▶ _DATASET EXTRACT_:

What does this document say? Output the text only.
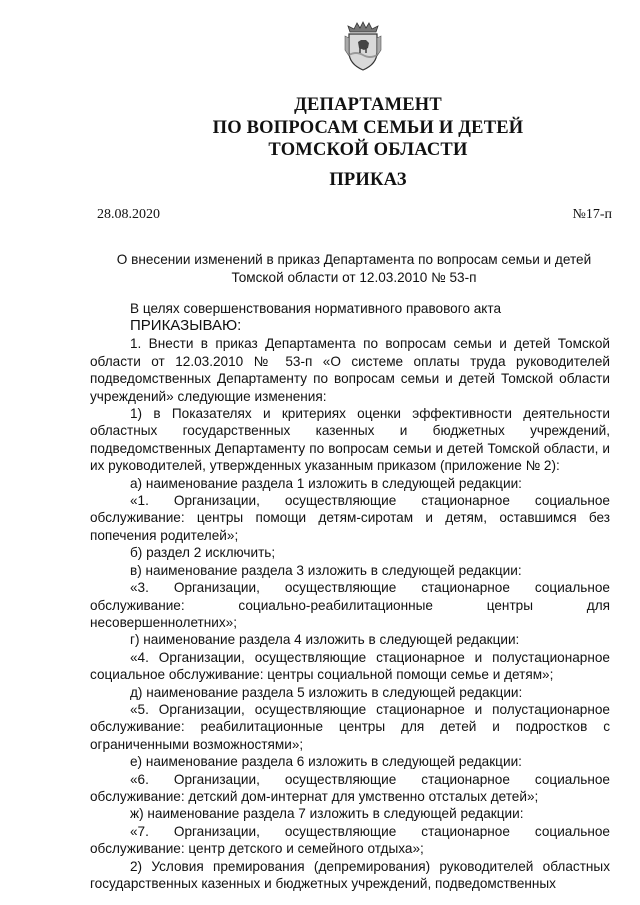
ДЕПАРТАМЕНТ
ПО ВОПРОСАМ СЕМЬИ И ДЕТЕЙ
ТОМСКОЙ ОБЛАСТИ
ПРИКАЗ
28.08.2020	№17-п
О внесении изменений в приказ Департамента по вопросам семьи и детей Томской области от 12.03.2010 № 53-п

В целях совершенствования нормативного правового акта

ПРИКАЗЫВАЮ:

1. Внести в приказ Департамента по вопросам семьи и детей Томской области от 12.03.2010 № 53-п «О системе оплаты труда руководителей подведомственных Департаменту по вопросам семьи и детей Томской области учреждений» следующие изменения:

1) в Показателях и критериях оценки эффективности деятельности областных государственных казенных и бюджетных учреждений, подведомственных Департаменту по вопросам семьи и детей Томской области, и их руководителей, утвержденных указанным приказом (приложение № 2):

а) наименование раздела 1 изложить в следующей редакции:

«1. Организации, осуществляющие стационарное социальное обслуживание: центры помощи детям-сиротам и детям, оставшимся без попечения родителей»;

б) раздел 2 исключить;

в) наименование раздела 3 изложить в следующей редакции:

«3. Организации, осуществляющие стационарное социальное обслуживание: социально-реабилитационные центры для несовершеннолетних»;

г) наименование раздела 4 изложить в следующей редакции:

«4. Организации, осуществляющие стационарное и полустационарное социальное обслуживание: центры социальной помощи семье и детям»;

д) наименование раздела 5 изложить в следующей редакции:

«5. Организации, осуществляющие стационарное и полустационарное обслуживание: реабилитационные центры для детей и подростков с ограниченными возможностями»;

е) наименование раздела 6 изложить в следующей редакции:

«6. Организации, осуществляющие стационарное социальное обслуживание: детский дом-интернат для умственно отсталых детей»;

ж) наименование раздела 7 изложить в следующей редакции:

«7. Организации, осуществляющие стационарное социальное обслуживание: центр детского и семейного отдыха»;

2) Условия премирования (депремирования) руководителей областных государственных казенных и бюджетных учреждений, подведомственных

▶ _BRIEF_:
Exclude every picture and copy the remaining data exactly.

▶ _ANSWER TO THIS EXERCISE_:
What does this document say? Output the text only.
ДЕПАРТАМЕНТ
ПО ВОПРОСАМ СЕМЬИ И ДЕТЕЙ
ТОМСКОЙ ОБЛАСТИ
ПРИКАЗ
28.08.2020	№17-п
О внесении изменений в приказ Департамента по вопросам семьи и детей Томской области от 12.03.2010 № 53-п

В целях совершенствования нормативного правового акта

ПРИКАЗЫВАЮ:

1. Внести в приказ Департамента по вопросам семьи и детей Томской области от 12.03.2010 № 53-п «О системе оплаты труда руководителей подведомственных Департаменту по вопросам семьи и детей Томской области учреждений» следующие изменения:

1) в Показателях и критериях оценки эффективности деятельности областных государственных казенных и бюджетных учреждений, подведомственных Департаменту по вопросам семьи и детей Томской области, и их руководителей, утвержденных указанным приказом (приложение № 2):

а) наименование раздела 1 изложить в следующей редакции:

«1. Организации, осуществляющие стационарное социальное обслуживание: центры помощи детям-сиротам и детям, оставшимся без попечения родителей»;

б) раздел 2 исключить;

в) наименование раздела 3 изложить в следующей редакции:

«3. Организации, осуществляющие стационарное социальное обслуживание: социально-реабилитационные центры для несовершеннолетних»;

г) наименование раздела 4 изложить в следующей редакции:

«4. Организации, осуществляющие стационарное и полустационарное социальное обслуживание: центры социальной помощи семье и детям»;

д) наименование раздела 5 изложить в следующей редакции:

«5. Организации, осуществляющие стационарное и полустационарное обслуживание: реабилитационные центры для детей и подростков с ограниченными возможностями»;

е) наименование раздела 6 изложить в следующей редакции:

«6. Организации, осуществляющие стационарное социальное обслуживание: детский дом-интернат для умственно отсталых детей»;

ж) наименование раздела 7 изложить в следующей редакции:

«7. Организации, осуществляющие стационарное социальное обслуживание: центр детского и семейного отдыха»;

2) Условия премирования (депремирования) руководителей областных государственных казенных и бюджетных учреждений, подведомственных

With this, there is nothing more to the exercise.